→ Task: Check each line of the records below and collect those holding "first".

→ Input:
⟨

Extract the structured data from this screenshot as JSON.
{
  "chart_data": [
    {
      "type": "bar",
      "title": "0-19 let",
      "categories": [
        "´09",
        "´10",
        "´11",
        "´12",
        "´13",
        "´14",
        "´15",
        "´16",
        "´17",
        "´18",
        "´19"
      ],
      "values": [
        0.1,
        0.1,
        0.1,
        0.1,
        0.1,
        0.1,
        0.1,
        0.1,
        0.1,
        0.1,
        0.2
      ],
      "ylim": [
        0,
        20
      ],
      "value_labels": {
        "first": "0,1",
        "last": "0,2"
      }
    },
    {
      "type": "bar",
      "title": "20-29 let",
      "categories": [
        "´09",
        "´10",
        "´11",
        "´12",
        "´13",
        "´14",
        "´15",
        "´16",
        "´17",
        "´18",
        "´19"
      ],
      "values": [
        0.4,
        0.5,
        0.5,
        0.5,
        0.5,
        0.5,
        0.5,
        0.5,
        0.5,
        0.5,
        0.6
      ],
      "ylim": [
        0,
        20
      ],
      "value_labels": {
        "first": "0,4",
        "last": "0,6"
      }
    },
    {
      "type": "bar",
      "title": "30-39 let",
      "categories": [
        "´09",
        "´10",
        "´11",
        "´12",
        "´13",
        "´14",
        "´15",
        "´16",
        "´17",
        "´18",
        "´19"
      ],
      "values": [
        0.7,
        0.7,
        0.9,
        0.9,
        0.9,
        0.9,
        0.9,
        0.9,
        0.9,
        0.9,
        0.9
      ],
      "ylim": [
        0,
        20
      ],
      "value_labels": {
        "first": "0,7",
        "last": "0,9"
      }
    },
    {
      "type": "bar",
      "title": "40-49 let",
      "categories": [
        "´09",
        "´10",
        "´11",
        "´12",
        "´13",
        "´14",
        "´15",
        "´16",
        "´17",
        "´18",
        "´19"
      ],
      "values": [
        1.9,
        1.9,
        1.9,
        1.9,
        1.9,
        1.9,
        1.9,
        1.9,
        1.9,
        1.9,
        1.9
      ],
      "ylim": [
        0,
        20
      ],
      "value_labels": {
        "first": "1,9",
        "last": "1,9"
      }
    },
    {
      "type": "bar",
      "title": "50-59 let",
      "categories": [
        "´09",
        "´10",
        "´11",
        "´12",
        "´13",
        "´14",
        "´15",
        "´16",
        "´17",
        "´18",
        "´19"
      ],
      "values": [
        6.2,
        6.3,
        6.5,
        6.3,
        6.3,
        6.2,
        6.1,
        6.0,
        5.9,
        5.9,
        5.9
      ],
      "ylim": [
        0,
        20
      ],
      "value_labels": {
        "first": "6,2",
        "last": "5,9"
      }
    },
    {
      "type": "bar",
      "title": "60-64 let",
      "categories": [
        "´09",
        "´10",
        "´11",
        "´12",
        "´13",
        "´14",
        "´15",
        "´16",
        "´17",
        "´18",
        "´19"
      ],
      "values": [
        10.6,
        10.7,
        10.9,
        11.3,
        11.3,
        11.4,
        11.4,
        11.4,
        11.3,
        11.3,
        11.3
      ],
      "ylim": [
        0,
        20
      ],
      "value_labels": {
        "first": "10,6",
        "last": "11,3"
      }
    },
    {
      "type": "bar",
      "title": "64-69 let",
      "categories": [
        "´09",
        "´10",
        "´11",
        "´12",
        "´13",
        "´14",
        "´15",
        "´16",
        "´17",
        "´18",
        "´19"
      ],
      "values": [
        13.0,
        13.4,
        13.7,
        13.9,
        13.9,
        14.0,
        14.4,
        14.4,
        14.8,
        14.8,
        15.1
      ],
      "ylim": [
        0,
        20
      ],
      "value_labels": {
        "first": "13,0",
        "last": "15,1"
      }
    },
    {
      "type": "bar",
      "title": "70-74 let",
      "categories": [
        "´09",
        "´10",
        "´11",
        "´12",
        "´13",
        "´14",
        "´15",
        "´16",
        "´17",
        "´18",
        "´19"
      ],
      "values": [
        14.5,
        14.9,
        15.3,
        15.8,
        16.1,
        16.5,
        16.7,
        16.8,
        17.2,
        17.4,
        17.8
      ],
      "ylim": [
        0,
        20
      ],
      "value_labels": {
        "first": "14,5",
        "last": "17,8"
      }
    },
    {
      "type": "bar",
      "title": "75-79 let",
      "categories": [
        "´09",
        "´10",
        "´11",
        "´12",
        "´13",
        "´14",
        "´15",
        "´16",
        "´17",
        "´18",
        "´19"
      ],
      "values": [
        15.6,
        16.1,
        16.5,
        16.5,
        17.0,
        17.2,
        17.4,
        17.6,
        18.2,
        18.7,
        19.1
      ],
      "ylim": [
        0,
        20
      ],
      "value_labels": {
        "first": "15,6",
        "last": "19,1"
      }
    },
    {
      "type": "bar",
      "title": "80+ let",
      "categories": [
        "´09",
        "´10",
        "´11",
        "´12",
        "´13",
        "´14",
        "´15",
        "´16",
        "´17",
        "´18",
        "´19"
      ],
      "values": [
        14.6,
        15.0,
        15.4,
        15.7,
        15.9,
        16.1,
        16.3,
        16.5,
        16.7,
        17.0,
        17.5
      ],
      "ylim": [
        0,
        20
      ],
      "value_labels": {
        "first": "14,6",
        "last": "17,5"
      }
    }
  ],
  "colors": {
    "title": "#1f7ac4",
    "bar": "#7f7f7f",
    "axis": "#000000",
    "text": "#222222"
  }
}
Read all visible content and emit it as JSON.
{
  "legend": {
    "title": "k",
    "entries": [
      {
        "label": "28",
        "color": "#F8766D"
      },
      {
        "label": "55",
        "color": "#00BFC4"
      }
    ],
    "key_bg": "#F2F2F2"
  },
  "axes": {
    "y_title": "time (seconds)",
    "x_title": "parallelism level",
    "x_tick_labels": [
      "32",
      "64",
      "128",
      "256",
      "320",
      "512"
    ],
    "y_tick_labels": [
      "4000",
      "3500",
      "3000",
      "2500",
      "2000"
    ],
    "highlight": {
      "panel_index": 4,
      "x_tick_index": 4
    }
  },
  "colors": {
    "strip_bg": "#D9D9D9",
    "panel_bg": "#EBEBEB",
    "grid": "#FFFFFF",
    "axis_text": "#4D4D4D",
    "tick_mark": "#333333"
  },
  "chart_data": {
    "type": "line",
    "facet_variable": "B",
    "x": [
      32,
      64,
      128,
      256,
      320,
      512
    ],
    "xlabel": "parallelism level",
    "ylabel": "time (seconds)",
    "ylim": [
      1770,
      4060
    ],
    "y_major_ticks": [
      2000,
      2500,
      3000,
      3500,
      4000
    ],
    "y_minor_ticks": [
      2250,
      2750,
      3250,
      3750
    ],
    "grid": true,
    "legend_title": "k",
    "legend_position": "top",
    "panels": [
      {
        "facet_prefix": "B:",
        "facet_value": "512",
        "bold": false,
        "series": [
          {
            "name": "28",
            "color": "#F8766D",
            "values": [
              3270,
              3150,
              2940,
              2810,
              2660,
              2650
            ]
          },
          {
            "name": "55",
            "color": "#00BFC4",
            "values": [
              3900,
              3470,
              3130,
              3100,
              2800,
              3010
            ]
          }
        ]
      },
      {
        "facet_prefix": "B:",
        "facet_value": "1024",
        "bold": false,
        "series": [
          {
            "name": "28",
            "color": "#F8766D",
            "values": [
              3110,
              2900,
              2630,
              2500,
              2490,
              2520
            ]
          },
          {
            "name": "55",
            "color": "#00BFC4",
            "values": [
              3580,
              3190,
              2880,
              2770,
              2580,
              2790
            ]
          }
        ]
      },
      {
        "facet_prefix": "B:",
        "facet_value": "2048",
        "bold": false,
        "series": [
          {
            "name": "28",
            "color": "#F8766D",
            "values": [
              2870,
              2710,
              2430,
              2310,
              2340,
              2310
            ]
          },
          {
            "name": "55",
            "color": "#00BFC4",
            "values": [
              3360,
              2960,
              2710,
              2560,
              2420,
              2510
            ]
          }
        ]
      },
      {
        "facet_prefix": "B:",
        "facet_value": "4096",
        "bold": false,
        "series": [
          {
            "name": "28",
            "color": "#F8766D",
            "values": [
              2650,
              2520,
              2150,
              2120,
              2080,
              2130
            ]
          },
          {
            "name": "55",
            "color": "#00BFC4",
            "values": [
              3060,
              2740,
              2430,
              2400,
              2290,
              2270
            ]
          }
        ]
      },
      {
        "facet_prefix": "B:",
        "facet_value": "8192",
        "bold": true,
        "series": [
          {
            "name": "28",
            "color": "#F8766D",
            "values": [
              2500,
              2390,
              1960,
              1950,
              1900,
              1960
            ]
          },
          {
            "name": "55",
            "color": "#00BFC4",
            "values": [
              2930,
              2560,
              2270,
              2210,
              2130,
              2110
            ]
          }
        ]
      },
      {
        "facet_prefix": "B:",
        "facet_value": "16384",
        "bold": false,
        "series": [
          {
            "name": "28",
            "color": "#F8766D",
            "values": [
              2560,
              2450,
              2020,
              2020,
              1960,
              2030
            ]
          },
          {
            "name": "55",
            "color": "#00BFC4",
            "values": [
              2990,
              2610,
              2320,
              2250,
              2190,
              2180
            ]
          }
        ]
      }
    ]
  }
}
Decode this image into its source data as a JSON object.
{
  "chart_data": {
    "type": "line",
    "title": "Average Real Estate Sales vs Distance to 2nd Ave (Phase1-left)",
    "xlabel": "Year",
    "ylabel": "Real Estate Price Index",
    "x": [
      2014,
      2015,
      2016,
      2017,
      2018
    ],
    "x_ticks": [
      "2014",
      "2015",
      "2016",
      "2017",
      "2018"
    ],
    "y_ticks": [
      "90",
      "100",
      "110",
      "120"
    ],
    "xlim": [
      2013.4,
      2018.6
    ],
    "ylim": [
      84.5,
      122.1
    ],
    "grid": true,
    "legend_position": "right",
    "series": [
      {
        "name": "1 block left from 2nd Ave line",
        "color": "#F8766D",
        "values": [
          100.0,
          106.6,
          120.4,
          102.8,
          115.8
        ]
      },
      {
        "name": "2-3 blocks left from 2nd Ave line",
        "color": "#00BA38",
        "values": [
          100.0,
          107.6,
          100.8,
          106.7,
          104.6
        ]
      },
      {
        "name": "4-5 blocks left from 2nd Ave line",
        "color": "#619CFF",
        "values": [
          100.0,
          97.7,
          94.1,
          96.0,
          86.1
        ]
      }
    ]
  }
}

⟩

→ Output below:
        "first": "0,1",
        "first": "0,4",
        "first": "0,7",
        "first": "1,9",
        "first": "6,2",
        "first": "10,6",
        "first": "13,0",
        "first": "14,5",
        "first": "15,6",
        "first": "14,6",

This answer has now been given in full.